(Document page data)
*** Begin section ***
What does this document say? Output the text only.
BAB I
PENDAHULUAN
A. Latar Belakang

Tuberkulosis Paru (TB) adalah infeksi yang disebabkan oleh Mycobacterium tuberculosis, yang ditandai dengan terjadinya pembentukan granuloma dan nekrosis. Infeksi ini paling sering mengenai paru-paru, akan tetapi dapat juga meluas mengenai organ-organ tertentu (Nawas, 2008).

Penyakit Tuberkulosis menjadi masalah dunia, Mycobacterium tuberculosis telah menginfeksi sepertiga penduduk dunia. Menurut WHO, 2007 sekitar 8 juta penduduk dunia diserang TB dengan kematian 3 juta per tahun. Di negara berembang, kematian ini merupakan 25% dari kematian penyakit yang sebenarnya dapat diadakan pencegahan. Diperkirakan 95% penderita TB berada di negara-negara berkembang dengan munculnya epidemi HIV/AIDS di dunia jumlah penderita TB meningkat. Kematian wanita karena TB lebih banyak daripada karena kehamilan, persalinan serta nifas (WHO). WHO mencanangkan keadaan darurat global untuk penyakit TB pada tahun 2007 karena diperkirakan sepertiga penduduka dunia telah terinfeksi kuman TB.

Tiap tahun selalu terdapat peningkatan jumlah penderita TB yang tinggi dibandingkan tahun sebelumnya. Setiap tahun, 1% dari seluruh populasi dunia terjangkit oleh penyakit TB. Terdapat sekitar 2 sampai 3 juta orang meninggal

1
*** End section ***
**Exercise goal**
Every line above is to be duplicated exactly as shown.

**Response to the task**
What does this document say? Output the text only.
BAB I
PENDAHULUAN
A. Latar Belakang

Tuberkulosis Paru (TB) adalah infeksi yang disebabkan oleh Mycobacterium tuberculosis, yang ditandai dengan terjadinya pembentukan granuloma dan nekrosis. Infeksi ini paling sering mengenai paru-paru, akan tetapi dapat juga meluas mengenai organ-organ tertentu (Nawas, 2008).

Penyakit Tuberkulosis menjadi masalah dunia, Mycobacterium tuberculosis telah menginfeksi sepertiga penduduk dunia. Menurut WHO, 2007 sekitar 8 juta penduduk dunia diserang TB dengan kematian 3 juta per tahun. Di negara berembang, kematian ini merupakan 25% dari kematian penyakit yang sebenarnya dapat diadakan pencegahan. Diperkirakan 95% penderita TB berada di negara-negara berkembang dengan munculnya epidemi HIV/AIDS di dunia jumlah penderita TB meningkat. Kematian wanita karena TB lebih banyak daripada karena kehamilan, persalinan serta nifas (WHO). WHO mencanangkan keadaan darurat global untuk penyakit TB pada tahun 2007 karena diperkirakan sepertiga penduduka dunia telah terinfeksi kuman TB.

Tiap tahun selalu terdapat peningkatan jumlah penderita TB yang tinggi dibandingkan tahun sebelumnya. Setiap tahun, 1% dari seluruh populasi dunia terjangkit oleh penyakit TB. Terdapat sekitar 2 sampai 3 juta orang meninggal

1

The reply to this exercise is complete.